:: Exercise details ::
Below are some records. Say how many of their lines contain the string "призывѣ", and give nothing but the number.

━━ Provided data

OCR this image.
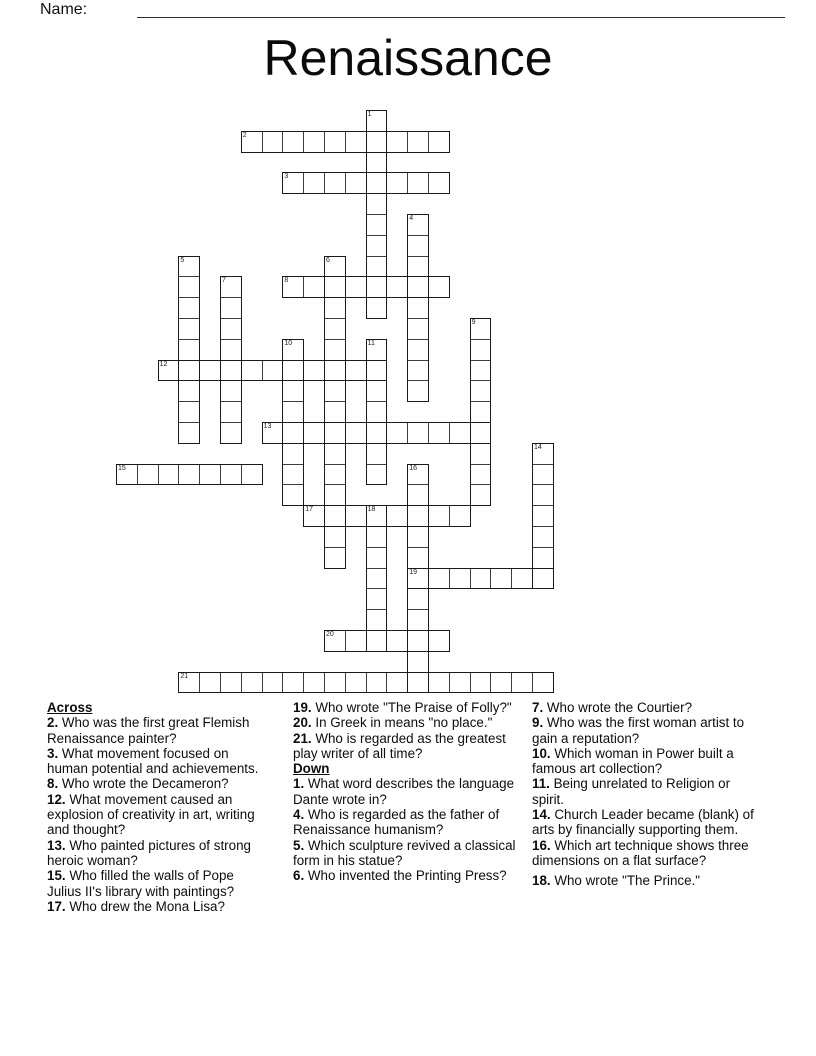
Name:
Renaissance
1
2
3
4
5	6
7	8
9
10	11
12
13
14
15	16
19
17	18
20
21

Across

2. Who was the first great Flemish Renaissance painter?

3. What movement focused on human potential and achievements.

8. Who wrote the Decameron?

12. What movement caused an explosion of creativity in art, writing and thought?

13. Who painted pictures of strong heroic woman?

15. Who filled the walls of Pope Julius II's library with paintings?

17. Who drew the Mona Lisa?

19. Who wrote "The Praise of Folly?"

20. In Greek in means "no place."

21. Who is regarded as the greatest play writer of all time?

Down

1. What word describes the language Dante wrote in?

4. Who is regarded as the father of Renaissance humanism?

5. Which sculpture revived a classical form in his statue?

6. Who invented the Printing Press?

7. Who wrote the Courtier?

9. Who was the first woman artist to gain a reputation?

10. Which woman in Power built a famous art collection?

11. Being unrelated to Religion or spirit.

14. Church Leader became (blank) of arts by financially supporting them.

16. Which art technique shows three dimensions on a flat surface?

18. Who wrote "The Prince."
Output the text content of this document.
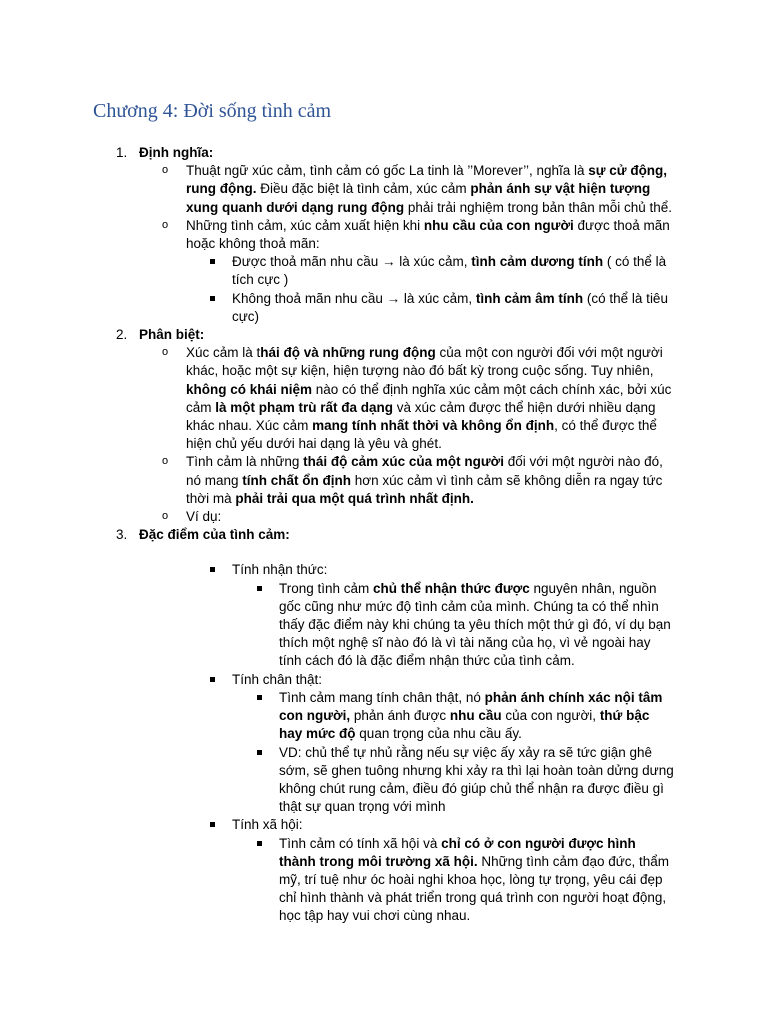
Chương 4: Đời sống tình cảm
1. Định nghĩa:
o Thuật ngữ xúc cảm, tình cảm có gốc La tinh là ’’Morever’’, nghĩa là sự cử động, rung động. Điều đặc biệt là tình cảm, xúc cảm phản ánh sự vật hiện tượng xung quanh dưới dạng rung động phải trải nghiệm trong bản thân mỗi chủ thể.
o Những tình cảm, xúc cảm xuất hiện khi nhu cầu của con người được thoả mãn hoặc không thoả mãn:
Được thoả mãn nhu cầu → là xúc cảm, tình cảm dương tính ( có thể là tích cực )
Không thoả mãn nhu cầu → là xúc cảm, tình cảm âm tính (có thể là tiêu cực)
2. Phân biệt:
o Xúc cảm là thái độ và những rung động của một con người đối với một người khác, hoặc một sự kiện, hiện tượng nào đó bất kỳ trong cuộc sống. Tuy nhiên, không có khái niệm nào có thể định nghĩa xúc cảm một cách chính xác, bởi xúc cảm là một phạm trù rất đa dạng và xúc cảm được thể hiện dưới nhiều dạng khác nhau. Xúc cảm mang tính nhất thời và không ổn định, có thể được thể hiện chủ yếu dưới hai dạng là yêu và ghét.
o Tình cảm là những thái độ cảm xúc của một người đối với một người nào đó, nó mang tính chất ổn định hơn xúc cảm vì tình cảm sẽ không diễn ra ngay tức thời mà phải trải qua một quá trình nhất định.
o Ví dụ:
3. Đặc điểm của tình cảm:
Tính nhận thức:
Trong tình cảm chủ thể nhận thức được nguyên nhân, nguồn gốc cũng như mức độ tình cảm của mình. Chúng ta có thể nhìn thấy đặc điểm này khi chúng ta yêu thích một thứ gì đó, ví dụ bạn thích một nghệ sĩ nào đó là vì tài năng của họ, vì vẻ ngoài hay tính cách đó là đặc điểm nhận thức của tình cảm.
Tính chân thật:
Tình cảm mang tính chân thật, nó phản ánh chính xác nội tâm con người, phản ánh được nhu cầu của con người, thứ bậc hay mức độ quan trọng của nhu cầu ấy.
VD: chủ thể tự nhủ rằng nếu sự việc ấy xảy ra sẽ tức giận ghê sớm, sẽ ghen tuông nhưng khi xảy ra thì lại hoàn toàn dửng dưng không chút rung cảm, điều đó giúp chủ thể nhận ra được điều gì thật sự quan trọng với mình
Tính xã hội:
Tình cảm có tính xã hội và chỉ có ở con người được hình thành trong môi trường xã hội. Những tình cảm đạo đức, thẩm mỹ, trí tuệ như óc hoài nghi khoa học, lòng tự trọng, yêu cái đẹp chỉ hình thành và phát triển trong quá trình con người hoạt động, học tập hay vui chơi cùng nhau.
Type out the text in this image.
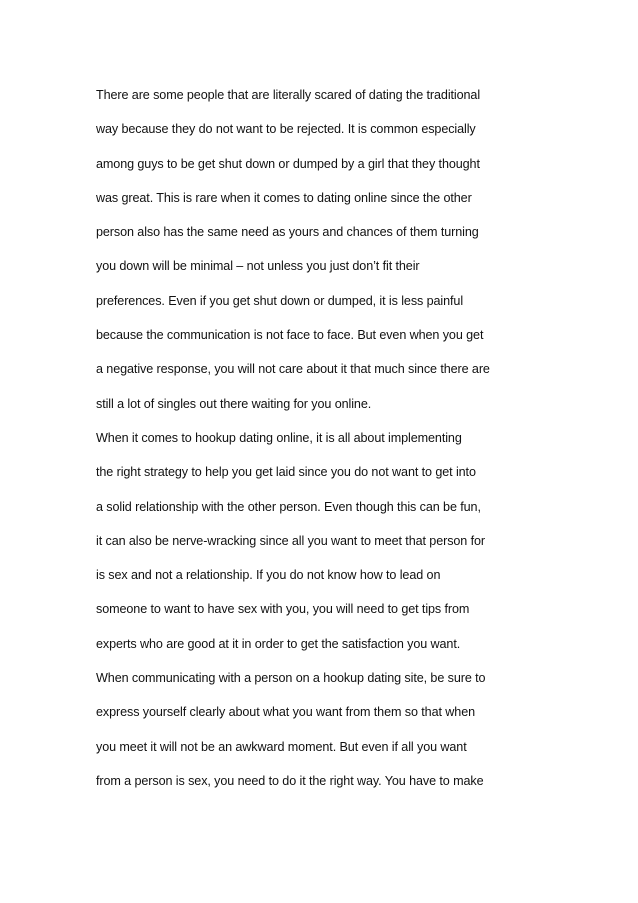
There are some people that are literally scared of dating the traditional
way because they do not want to be rejected. It is common especially
among guys to be get shut down or dumped by a girl that they thought
was great. This is rare when it comes to dating online since the other
person also has the same need as yours and chances of them turning
you down will be minimal – not unless you just don’t fit their
preferences. Even if you get shut down or dumped, it is less painful
because the communication is not face to face. But even when you get
a negative response, you will not care about it that much since there are
still a lot of singles out there waiting for you online.
When it comes to hookup dating online, it is all about implementing
the right strategy to help you get laid since you do not want to get into
a solid relationship with the other person. Even though this can be fun,
it can also be nerve-wracking since all you want to meet that person for
is sex and not a relationship. If you do not know how to lead on
someone to want to have sex with you, you will need to get tips from
experts who are good at it in order to get the satisfaction you want.
When communicating with a person on a hookup dating site, be sure to
express yourself clearly about what you want from them so that when
you meet it will not be an awkward moment. But even if all you want
from a person is sex, you need to do it the right way. You have to make
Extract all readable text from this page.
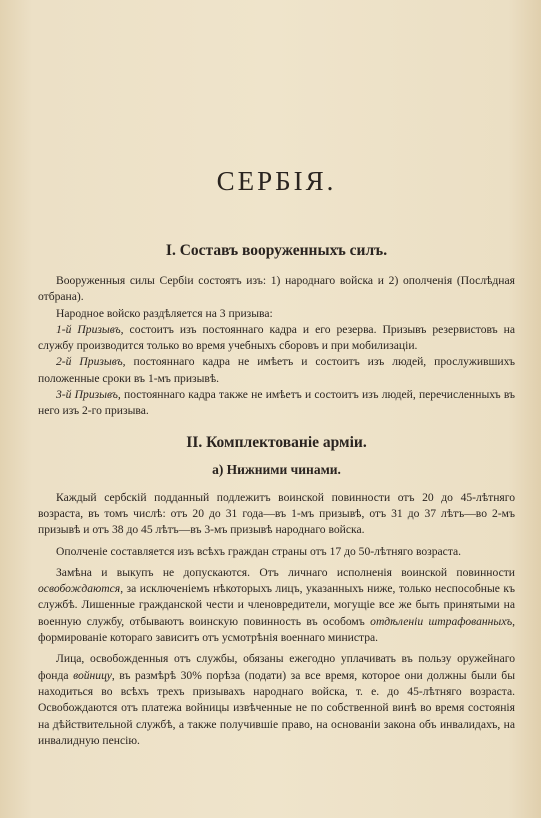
СЕРБІЯ.
I. Составъ вооруженныхъ силъ.

Вооруженныя силы Сербіи состоятъ изъ: 1) народнаго войска и 2) ополченія (Послѣдная отбрана).

Народное войско раздѣляется на 3 призыва:

1-й Призывъ, состоитъ изъ постояннаго кадра и его резерва. Призывъ резервистовъ на службу производится только во время учебныхъ сборовъ и при мобилизаціи.

2-й Призывъ, постояннаго кадра не имѣетъ и состоитъ изъ людей, прослужившихъ положенные сроки въ 1-мъ призывѣ.

3-й Призывъ, постояннаго кадра также не имѣетъ и состоитъ изъ людей, перечисленныхъ въ него изъ 2-го призыва.

II. Комплектованіе арміи.
а) Нижними чинами.

Каждый сербскій подданный подлежитъ воинской повинности отъ 20 до 45-лѣтняго возраста, въ томъ числѣ: отъ 20 до 31 года—въ 1-мъ призывѣ, отъ 31 до 37 лѣтъ—во 2-мъ призывѣ и отъ 38 до 45 лѣтъ—въ 3-мъ призывѣ народнаго войска.

Ополченіе составляется изъ всѣхъ граждан страны отъ 17 до 50-лѣтняго возраста.

Замѣна и выкупъ не допускаются. Отъ личнаго исполненія воинской повинности освобождаются, за исключеніемъ нѣкоторыхъ лицъ, указанныхъ ниже, только неспособные къ службѣ. Лишенные гражданской чести и членовредители, могущіе все же быть принятыми на военную службу, отбываютъ воинскую повинность въ особомъ отдѣленіи штрафованныхъ, формированіе котораго зависитъ отъ усмотрѣнія военнаго министра.

Лица, освобожденныя отъ службы, обязаны ежегодно уплачивать въ пользу оружейнаго фонда войницу, въ размѣрѣ 30% порѣза (подати) за все время, которое они должны были бы находиться во всѣхъ трехъ призывахъ народнаго войска, т. е. до 45-лѣтняго возраста. Освобождаются отъ платежа войницы извѣченные не по собственной винѣ во время состоянія на дѣйствительной службѣ, а также получившіе право, на основаніи закона объ инвалидахъ, на инвалидную пенсію.
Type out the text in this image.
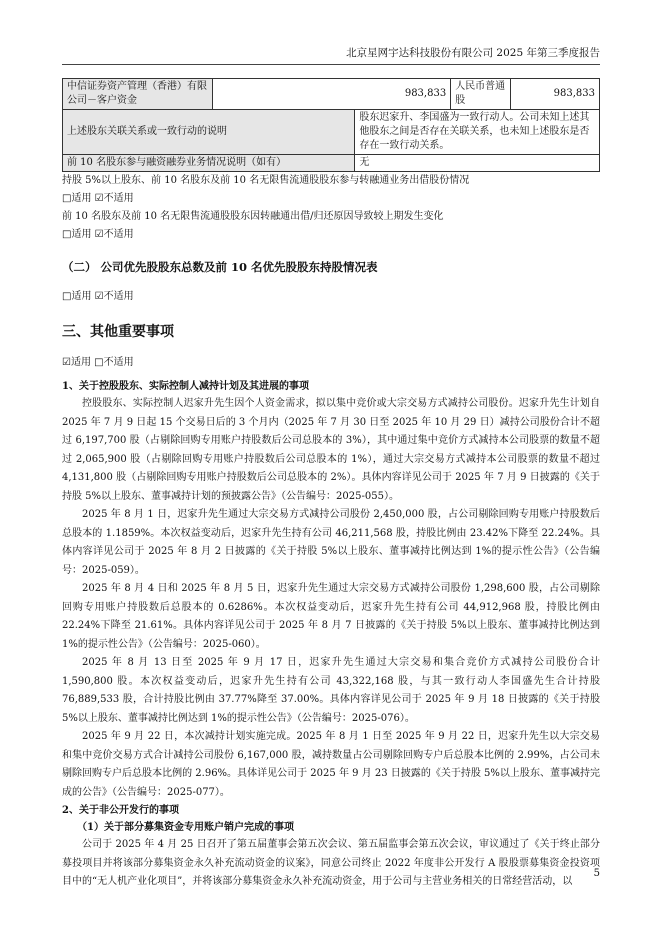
北京星网宇达科技股份有限公司 2025 年第三季度报告
中信证券资产管理（香港）有限公司－客户资金	983,833		人民币普通股	983,833
上述股东关联关系或一致行动的说明		股东迟家升、李国盛为一致行动人。公司未知上述其他股东之间是否存在关联关系，也未知上述股东是否存在一致行动关系。		
前 10 名股东参与融资融券业务情况说明（如有）		无		

持股 5%以上股东、前 10 名股东及前 10 名无限售流通股股东参与转融通业务出借股份情况

□适用 ☑不适用

前 10 名股东及前 10 名无限售流通股股东因转融通出借/归还原因导致较上期发生变化

□适用 ☑不适用

（二） 公司优先股股东总数及前 10 名优先股股东持股情况表

□适用 ☑不适用

三、其他重要事项

☑适用 □不适用

1、关于控股股东、实际控制人减持计划及其进展的事项

控股股东、实际控制人迟家升先生因个人资金需求，拟以集中竞价或大宗交易方式减持公司股份。迟家升先生计划自 2025 年 7 月 9 日起 15 个交易日后的 3 个月内（2025 年 7 月 30 日至 2025 年 10 月 29 日）减持公司股份合计不超过 6,197,700 股（占剔除回购专用账户持股数后公司总股本的 3%），其中通过集中竞价方式减持本公司股票的数量不超过 2,065,900 股（占剔除回购专用账户持股数后公司总股本的 1%），通过大宗交易方式减持本公司股票的数量不超过 4,131,800 股（占剔除回购专用账户持股数后公司总股本的 2%）。具体内容详见公司于 2025 年 7 月 9 日披露的《关于持股 5%以上股东、董事减持计划的预披露公告》（公告编号：2025-055）。

2025 年 8 月 1 日，迟家升先生通过大宗交易方式减持公司股份 2,450,000 股，占公司剔除回购专用账户持股数后总股本的 1.1859%。本次权益变动后，迟家升先生持有公司 46,211,568 股，持股比例由 23.42%下降至 22.24%。具体内容详见公司于 2025 年 8 月 2 日披露的《关于持股 5%以上股东、董事减持比例达到 1%的提示性公告》（公告编号：2025-059）。

2025 年 8 月 4 日和 2025 年 8 月 5 日，迟家升先生通过大宗交易方式减持公司股份 1,298,600 股，占公司剔除回购专用账户持股数后总股本的 0.6286%。本次权益变动后，迟家升先生持有公司 44,912,968 股，持股比例由 22.24%下降至 21.61%。具体内容详见公司于 2025 年 8 月 7 日披露的《关于持股 5%以上股东、董事减持比例达到 1%的提示性公告》（公告编号：2025-060）。

2025 年 8 月 13 日至 2025 年 9 月 17 日，迟家升先生通过大宗交易和集合竞价方式减持公司股份合计 1,590,800 股。本次权益变动后，迟家升先生持有公司 43,322,168 股，与其一致行动人李国盛先生合计持股 76,889,533 股，合计持股比例由 37.77%降至 37.00%。具体内容详见公司于 2025 年 9 月 18 日披露的《关于持股 5%以上股东、董事减持比例达到 1%的提示性公告》（公告编号：2025-076）。

2025 年 9 月 22 日，本次减持计划实施完成。2025 年 8 月 1 日至 2025 年 9 月 22 日，迟家升先生以大宗交易和集中竞价交易方式合计减持公司股份 6,167,000 股，减持数量占公司剔除回购专户后总股本比例的 2.99%，占公司未剔除回购专户后总股本比例的 2.96%。具体详见公司于 2025 年 9 月 23 日披露的《关于持股 5%以上股东、董事减持完成的公告》（公告编号：2025-077）。

2、关于非公开发行的事项

（1）关于部分募集资金专用账户销户完成的事项

公司于 2025 年 4 月 25 日召开了第五届董事会第五次会议、第五届监事会第五次会议，审议通过了《关于终止部分募投项目并将该部分募集资金永久补充流动资金的议案》，同意公司终止 2022 年度非公开发行 A 股股票募集资金投资项目中的“无人机产业化项目”，并将该部分募集资金永久补充流动资金，用于公司与主营业务相关的日常经营活动，以

5
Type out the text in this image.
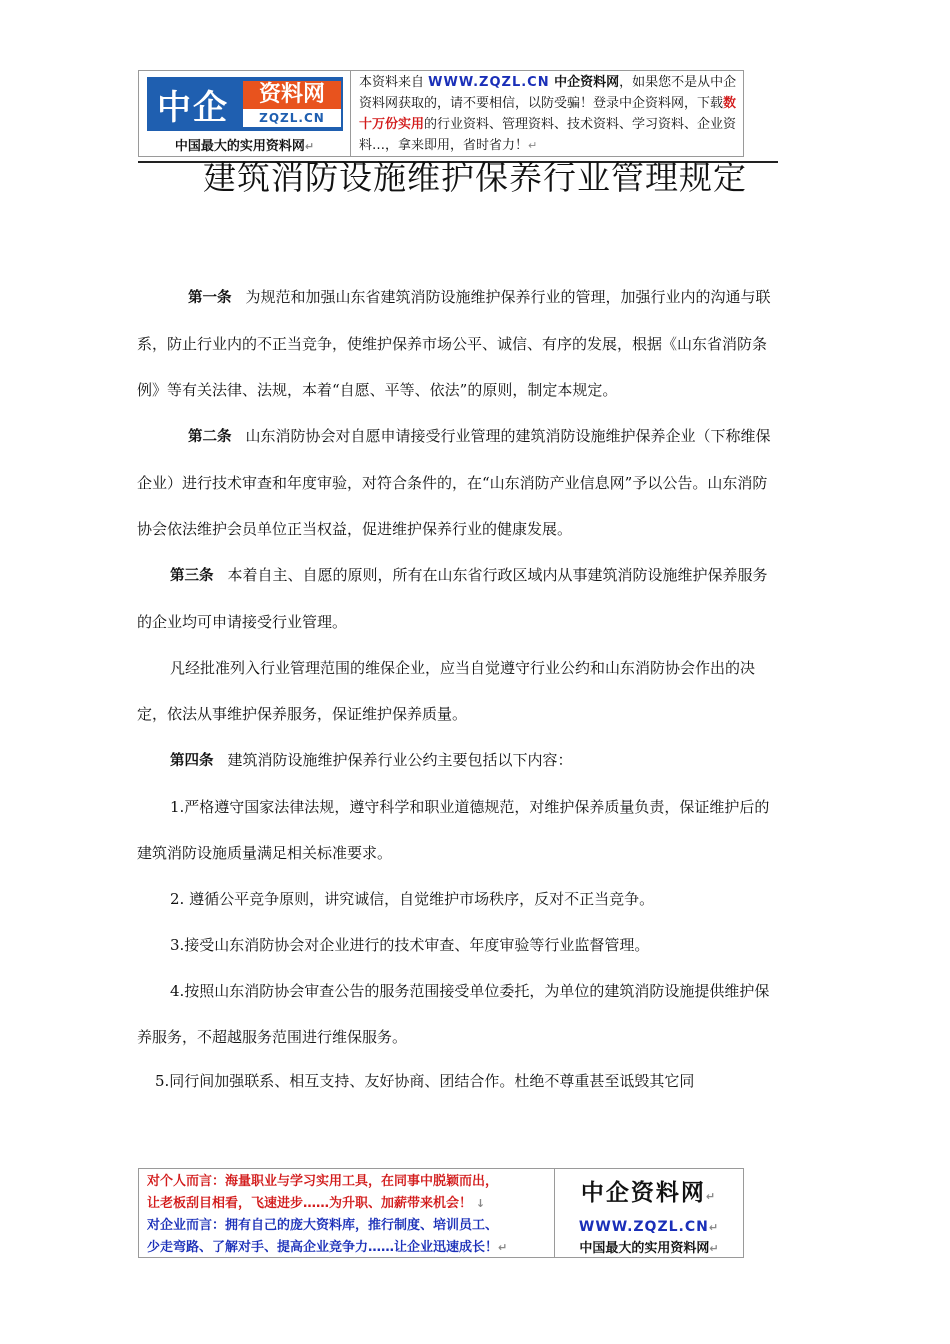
中企	资料网
ZQZL.CN
中国最大的实用资料网↵
本资料来自 WWW.ZQZL.CN 中企资料网，如果您不是从中企资料网获取的，请不要相信，以防受骗！登录中企资料网，下载数十万份实用的行业资料、管理资料、技术资料、学习资料、企业资料…，拿来即用，省时省力！↵
建筑消防设施维护保养行业管理规定

第一条 为规范和加强山东省建筑消防设施维护保养行业的管理，加强行业内的沟通与联系，防止行业内的不正当竞争，使维护保养市场公平、诚信、有序的发展，根据《山东省消防条例》等有关法律、法规，本着“自愿、平等、依法”的原则，制定本规定。

第二条 山东消防协会对自愿申请接受行业管理的建筑消防设施维护保养企业（下称维保企业）进行技术审查和年度审验，对符合条件的，在“山东消防产业信息网”予以公告。山东消防协会依法维护会员单位正当权益，促进维护保养行业的健康发展。

第三条 本着自主、自愿的原则，所有在山东省行政区域内从事建筑消防设施维护保养服务的企业均可申请接受行业管理。

凡经批准列入行业管理范围的维保企业，应当自觉遵守行业公约和山东消防协会作出的决定，依法从事维护保养服务，保证维护保养质量。

第四条 建筑消防设施维护保养行业公约主要包括以下内容：

1.严格遵守国家法律法规，遵守科学和职业道德规范，对维护保养质量负责，保证维护后的建筑消防设施质量满足相关标准要求。

2. 遵循公平竞争原则，讲究诚信，自觉维护市场秩序，反对不正当竞争。

3.接受山东消防协会对企业进行的技术审查、年度审验等行业监督管理。

4.按照山东消防协会审查公告的服务范围接受单位委托，为单位的建筑消防设施提供维护保养服务，不超越服务范围进行维保服务。

5.同行间加强联系、相互支持、友好协商、团结合作。杜绝不尊重甚至诋毁其它同

对个人而言：海量职业与学习实用工具，在同事中脱颖而出，
让老板刮目相看，飞速进步……为升职、加薪带来机会！ ↓
对企业而言：拥有自己的庞大资料库，推行制度、培训员工、
少走弯路、了解对手、提高企业竞争力……让企业迅速成长！↵
中企资料网↵
WWW.ZQZL.CN↵
中国最大的实用资料网↵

━━━━

:: Solved problem ::
2